## Begin

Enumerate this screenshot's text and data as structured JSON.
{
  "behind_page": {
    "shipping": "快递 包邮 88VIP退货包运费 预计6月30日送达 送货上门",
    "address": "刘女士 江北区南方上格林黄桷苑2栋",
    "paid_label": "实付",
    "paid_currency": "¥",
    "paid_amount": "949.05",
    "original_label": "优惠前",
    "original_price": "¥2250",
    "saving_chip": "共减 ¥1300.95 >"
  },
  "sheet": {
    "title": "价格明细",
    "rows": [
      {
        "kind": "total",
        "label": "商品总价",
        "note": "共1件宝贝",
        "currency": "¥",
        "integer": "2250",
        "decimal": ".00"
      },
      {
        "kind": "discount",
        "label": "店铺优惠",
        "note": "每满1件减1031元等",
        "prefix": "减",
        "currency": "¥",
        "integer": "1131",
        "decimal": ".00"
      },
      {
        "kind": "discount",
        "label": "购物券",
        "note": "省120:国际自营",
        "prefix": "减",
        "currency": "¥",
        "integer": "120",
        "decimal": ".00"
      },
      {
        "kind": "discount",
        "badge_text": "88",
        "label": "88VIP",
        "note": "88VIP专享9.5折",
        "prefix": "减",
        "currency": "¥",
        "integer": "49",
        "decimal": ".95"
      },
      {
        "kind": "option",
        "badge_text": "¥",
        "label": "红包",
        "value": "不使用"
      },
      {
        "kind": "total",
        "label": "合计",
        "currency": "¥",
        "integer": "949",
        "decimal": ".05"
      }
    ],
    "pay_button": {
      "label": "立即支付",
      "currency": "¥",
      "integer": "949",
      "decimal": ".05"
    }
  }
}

## End

DO THIS:
Copy out each record from above, exactly.

OUTPUT FOR THIS EXERCISE:
Enumerate this screenshot's text and data as structured JSON.
{
  "behind_page": {
    "shipping": "快递 包邮 88VIP退货包运费 预计6月30日送达 送货上门",
    "address": "刘女士 江北区南方上格林黄桷苑2栋",
    "paid_label": "实付",
    "paid_currency": "¥",
    "paid_amount": "949.05",
    "original_label": "优惠前",
    "original_price": "¥2250",
    "saving_chip": "共减 ¥1300.95 >"
  },
  "sheet": {
    "title": "价格明细",
    "rows": [
      {
        "kind": "total",
        "label": "商品总价",
        "note": "共1件宝贝",
        "currency": "¥",
        "integer": "2250",
        "decimal": ".00"
      },
      {
        "kind": "discount",
        "label": "店铺优惠",
        "note": "每满1件减1031元等",
        "prefix": "减",
        "currency": "¥",
        "integer": "1131",
        "decimal": ".00"
      },
      {
        "kind": "discount",
        "label": "购物券",
        "note": "省120:国际自营",
        "prefix": "减",
        "currency": "¥",
        "integer": "120",
        "decimal": ".00"
      },
      {
        "kind": "discount",
        "badge_text": "88",
        "label": "88VIP",
        "note": "88VIP专享9.5折",
        "prefix": "减",
        "currency": "¥",
        "integer": "49",
        "decimal": ".95"
      },
      {
        "kind": "option",
        "badge_text": "¥",
        "label": "红包",
        "value": "不使用"
      },
      {
        "kind": "total",
        "label": "合计",
        "currency": "¥",
        "integer": "949",
        "decimal": ".05"
      }
    ],
    "pay_button": {
      "label": "立即支付",
      "currency": "¥",
      "integer": "949",
      "decimal": ".05"
    }
  }
}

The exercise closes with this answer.